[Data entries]
++++

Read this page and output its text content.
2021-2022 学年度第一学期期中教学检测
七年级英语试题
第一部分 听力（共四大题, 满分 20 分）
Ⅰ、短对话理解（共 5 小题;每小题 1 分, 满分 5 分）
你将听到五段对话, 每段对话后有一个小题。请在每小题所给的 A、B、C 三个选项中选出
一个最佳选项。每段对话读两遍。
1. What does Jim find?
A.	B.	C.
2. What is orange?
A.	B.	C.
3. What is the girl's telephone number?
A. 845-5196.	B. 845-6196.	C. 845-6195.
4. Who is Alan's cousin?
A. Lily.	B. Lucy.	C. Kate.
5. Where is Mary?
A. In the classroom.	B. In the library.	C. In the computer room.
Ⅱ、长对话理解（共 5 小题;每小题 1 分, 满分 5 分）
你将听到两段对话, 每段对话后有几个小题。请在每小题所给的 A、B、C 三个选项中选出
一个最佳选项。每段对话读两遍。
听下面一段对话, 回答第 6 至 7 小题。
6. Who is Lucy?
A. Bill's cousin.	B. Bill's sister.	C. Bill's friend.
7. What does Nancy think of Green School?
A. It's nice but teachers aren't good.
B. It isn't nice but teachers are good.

++++

__GOAL OF THE EXERCISE__
Please repeat all the records above exactly as they appear.

__ANSWER TO THE EXERCISE__
Read this page and output its text content.
2021-2022 学年度第一学期期中教学检测
七年级英语试题
第一部分 听力（共四大题, 满分 20 分）
Ⅰ、短对话理解（共 5 小题;每小题 1 分, 满分 5 分）
你将听到五段对话, 每段对话后有一个小题。请在每小题所给的 A、B、C 三个选项中选出
一个最佳选项。每段对话读两遍。
1. What does Jim find?
A.	B.	C.
2. What is orange?
A.	B.	C.
3. What is the girl's telephone number?
A. 845-5196.	B. 845-6196.	C. 845-6195.
4. Who is Alan's cousin?
A. Lily.	B. Lucy.	C. Kate.
5. Where is Mary?
A. In the classroom.	B. In the library.	C. In the computer room.
Ⅱ、长对话理解（共 5 小题;每小题 1 分, 满分 5 分）
你将听到两段对话, 每段对话后有几个小题。请在每小题所给的 A、B、C 三个选项中选出
一个最佳选项。每段对话读两遍。
听下面一段对话, 回答第 6 至 7 小题。
6. Who is Lucy?
A. Bill's cousin.	B. Bill's sister.	C. Bill's friend.
7. What does Nancy think of Green School?
A. It's nice but teachers aren't good.
B. It isn't nice but teachers are good.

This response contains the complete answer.